Leave out the pictures and copy everything else in the entries exactly.

#### DATA FOR THE TASK

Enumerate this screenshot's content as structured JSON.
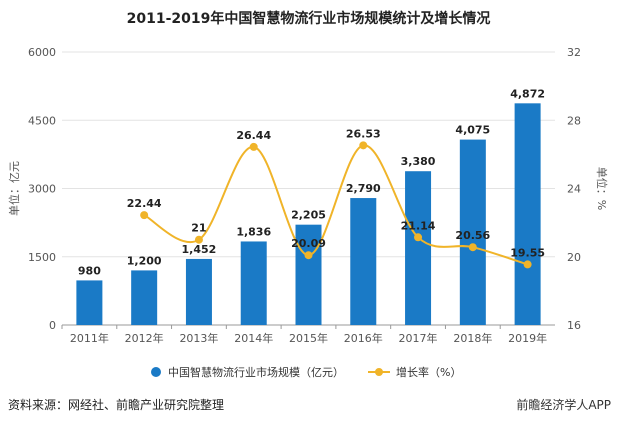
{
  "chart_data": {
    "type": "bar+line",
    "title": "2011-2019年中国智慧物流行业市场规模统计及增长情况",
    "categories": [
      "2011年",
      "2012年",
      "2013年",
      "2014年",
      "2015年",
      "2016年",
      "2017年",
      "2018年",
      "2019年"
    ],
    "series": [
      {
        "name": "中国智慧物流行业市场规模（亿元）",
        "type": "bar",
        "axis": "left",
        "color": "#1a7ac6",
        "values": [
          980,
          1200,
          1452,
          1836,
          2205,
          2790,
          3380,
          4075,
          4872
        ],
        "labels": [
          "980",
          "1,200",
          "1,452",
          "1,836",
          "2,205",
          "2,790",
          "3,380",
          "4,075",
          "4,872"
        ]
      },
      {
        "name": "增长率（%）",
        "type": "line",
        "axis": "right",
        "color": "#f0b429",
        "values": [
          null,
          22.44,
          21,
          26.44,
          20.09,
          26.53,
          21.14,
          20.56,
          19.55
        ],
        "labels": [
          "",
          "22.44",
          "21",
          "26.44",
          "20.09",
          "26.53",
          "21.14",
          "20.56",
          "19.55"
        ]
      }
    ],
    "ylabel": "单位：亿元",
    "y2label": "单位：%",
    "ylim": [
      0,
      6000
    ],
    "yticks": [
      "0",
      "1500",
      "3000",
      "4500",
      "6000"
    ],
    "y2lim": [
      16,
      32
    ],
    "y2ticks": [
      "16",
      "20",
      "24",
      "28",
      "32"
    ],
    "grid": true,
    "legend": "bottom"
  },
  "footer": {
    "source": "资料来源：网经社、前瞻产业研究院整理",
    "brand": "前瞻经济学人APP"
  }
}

########

§ RESULT
Enumerate this screenshot's content as structured JSON.
{
  "chart_data": {
    "type": "bar+line",
    "title": "2011-2019年中国智慧物流行业市场规模统计及增长情况",
    "categories": [
      "2011年",
      "2012年",
      "2013年",
      "2014年",
      "2015年",
      "2016年",
      "2017年",
      "2018年",
      "2019年"
    ],
    "series": [
      {
        "name": "中国智慧物流行业市场规模（亿元）",
        "type": "bar",
        "axis": "left",
        "color": "#1a7ac6",
        "values": [
          980,
          1200,
          1452,
          1836,
          2205,
          2790,
          3380,
          4075,
          4872
        ],
        "labels": [
          "980",
          "1,200",
          "1,452",
          "1,836",
          "2,205",
          "2,790",
          "3,380",
          "4,075",
          "4,872"
        ]
      },
      {
        "name": "增长率（%）",
        "type": "line",
        "axis": "right",
        "color": "#f0b429",
        "values": [
          null,
          22.44,
          21,
          26.44,
          20.09,
          26.53,
          21.14,
          20.56,
          19.55
        ],
        "labels": [
          "",
          "22.44",
          "21",
          "26.44",
          "20.09",
          "26.53",
          "21.14",
          "20.56",
          "19.55"
        ]
      }
    ],
    "ylabel": "单位：亿元",
    "y2label": "单位：%",
    "ylim": [
      0,
      6000
    ],
    "yticks": [
      "0",
      "1500",
      "3000",
      "4500",
      "6000"
    ],
    "y2lim": [
      16,
      32
    ],
    "y2ticks": [
      "16",
      "20",
      "24",
      "28",
      "32"
    ],
    "grid": true,
    "legend": "bottom"
  },
  "footer": {
    "source": "资料来源：网经社、前瞻产业研究院整理",
    "brand": "前瞻经济学人APP"
  }
}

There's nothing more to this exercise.